--- Begin ---

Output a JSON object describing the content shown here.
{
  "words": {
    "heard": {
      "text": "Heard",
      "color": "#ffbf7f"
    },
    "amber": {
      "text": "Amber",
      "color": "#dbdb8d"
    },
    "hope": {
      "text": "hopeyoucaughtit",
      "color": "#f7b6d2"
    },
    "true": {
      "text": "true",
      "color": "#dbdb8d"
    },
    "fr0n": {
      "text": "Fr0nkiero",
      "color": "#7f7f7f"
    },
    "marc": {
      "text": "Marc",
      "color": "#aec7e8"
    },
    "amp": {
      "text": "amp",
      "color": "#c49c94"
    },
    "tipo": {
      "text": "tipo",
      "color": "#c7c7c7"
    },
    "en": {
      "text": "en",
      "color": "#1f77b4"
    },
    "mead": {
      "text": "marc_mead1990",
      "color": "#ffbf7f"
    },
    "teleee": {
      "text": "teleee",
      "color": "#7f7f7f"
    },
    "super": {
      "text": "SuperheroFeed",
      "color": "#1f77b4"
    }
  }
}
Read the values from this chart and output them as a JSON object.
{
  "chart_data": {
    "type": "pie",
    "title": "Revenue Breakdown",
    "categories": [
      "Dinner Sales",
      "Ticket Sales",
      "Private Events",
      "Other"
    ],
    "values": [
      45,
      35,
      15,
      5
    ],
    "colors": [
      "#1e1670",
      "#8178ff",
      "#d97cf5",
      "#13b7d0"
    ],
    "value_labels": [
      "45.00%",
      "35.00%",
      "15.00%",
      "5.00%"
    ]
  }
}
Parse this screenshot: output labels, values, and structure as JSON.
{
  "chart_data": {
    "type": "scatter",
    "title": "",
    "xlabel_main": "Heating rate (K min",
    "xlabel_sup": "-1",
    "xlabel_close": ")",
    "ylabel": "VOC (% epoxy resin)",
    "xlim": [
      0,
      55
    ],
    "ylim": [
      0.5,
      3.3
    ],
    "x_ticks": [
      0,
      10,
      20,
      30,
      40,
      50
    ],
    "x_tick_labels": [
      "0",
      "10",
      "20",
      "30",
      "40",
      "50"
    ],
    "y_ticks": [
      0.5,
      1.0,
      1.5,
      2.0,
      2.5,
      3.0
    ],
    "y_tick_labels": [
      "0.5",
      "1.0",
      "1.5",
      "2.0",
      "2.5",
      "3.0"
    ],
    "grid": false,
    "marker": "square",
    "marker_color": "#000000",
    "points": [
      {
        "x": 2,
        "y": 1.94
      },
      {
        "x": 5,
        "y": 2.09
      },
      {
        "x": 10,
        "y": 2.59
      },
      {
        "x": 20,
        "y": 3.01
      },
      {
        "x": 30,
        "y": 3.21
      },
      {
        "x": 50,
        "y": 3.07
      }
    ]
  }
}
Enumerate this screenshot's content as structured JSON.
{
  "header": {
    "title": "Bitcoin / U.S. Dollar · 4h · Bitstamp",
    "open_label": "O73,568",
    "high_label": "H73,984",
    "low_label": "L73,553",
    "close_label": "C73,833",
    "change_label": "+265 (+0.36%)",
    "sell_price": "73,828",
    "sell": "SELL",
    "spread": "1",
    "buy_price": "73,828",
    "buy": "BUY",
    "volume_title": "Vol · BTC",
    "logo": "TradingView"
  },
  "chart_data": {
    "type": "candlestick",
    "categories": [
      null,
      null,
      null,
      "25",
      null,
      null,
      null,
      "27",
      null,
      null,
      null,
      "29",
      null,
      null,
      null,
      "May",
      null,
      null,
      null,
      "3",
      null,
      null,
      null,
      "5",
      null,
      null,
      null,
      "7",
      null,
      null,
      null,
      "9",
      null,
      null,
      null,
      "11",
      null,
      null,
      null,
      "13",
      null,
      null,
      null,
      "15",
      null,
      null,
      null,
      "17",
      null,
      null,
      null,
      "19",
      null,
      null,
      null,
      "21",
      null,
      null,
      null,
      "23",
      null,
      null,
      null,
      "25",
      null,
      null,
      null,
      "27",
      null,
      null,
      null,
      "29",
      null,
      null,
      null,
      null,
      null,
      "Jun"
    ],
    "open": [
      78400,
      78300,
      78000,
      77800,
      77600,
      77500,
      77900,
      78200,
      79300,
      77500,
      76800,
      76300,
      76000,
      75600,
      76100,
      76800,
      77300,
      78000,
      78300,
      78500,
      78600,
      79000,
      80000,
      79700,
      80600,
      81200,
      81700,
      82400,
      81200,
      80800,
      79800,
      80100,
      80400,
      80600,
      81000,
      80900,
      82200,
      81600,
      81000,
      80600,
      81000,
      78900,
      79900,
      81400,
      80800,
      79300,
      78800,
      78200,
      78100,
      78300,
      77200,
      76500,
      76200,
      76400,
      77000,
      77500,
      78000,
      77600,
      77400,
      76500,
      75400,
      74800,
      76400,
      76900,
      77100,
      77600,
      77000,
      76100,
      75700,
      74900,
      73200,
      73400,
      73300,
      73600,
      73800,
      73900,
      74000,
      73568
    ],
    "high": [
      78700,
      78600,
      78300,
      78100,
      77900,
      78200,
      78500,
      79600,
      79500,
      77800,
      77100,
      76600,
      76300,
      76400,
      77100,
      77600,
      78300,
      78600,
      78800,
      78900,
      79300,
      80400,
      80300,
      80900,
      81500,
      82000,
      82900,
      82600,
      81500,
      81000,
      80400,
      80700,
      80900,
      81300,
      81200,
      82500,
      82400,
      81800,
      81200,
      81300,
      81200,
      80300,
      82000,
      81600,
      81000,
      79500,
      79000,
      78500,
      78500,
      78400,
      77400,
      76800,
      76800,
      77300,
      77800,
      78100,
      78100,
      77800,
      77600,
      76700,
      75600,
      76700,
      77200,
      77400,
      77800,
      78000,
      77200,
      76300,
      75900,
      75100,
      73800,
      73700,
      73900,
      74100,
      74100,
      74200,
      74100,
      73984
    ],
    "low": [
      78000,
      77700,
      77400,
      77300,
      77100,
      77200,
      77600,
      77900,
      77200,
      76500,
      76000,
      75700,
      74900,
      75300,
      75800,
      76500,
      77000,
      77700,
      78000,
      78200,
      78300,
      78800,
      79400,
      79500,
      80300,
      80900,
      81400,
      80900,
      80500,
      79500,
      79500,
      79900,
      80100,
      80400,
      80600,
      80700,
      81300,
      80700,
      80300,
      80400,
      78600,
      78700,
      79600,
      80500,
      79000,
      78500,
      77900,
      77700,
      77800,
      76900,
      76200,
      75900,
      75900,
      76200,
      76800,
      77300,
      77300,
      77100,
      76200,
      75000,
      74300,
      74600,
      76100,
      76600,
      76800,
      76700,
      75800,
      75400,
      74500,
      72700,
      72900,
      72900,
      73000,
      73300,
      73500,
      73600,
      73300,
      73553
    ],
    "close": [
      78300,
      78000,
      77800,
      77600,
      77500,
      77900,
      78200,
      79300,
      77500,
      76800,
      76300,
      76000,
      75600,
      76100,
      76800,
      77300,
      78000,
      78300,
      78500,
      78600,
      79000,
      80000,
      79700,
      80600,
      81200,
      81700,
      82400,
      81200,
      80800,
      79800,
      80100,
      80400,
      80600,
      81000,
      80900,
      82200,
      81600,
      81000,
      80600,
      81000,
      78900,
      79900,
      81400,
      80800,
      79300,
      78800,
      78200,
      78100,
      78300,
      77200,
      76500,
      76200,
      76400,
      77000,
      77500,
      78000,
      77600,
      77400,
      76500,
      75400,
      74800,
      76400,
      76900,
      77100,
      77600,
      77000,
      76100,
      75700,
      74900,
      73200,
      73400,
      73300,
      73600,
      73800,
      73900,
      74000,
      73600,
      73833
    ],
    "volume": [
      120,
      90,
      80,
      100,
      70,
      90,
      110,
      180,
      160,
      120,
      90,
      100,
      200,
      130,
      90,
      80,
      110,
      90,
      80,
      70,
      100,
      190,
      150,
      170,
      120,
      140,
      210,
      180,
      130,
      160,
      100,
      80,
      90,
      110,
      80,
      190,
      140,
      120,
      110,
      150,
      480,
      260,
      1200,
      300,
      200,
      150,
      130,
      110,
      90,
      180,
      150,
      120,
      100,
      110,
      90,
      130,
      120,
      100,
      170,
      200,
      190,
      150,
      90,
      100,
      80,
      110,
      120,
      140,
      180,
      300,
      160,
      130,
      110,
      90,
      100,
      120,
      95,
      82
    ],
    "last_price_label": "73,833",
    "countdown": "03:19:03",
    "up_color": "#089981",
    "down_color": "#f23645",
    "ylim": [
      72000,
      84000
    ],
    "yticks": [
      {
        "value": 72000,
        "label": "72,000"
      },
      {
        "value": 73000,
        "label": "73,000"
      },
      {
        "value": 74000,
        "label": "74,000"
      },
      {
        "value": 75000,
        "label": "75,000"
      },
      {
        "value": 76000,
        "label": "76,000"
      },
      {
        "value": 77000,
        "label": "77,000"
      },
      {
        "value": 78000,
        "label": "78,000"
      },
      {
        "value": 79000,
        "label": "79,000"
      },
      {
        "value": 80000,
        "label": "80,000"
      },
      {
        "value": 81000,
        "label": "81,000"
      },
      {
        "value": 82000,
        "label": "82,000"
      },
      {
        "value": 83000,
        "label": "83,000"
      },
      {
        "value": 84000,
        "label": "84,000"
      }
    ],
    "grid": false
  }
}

--- End ---

→ **EXERCISE**
Work out how many lines of the listing above include the word "this". Report only the number.

→ **EXPECTED ANSWER**
3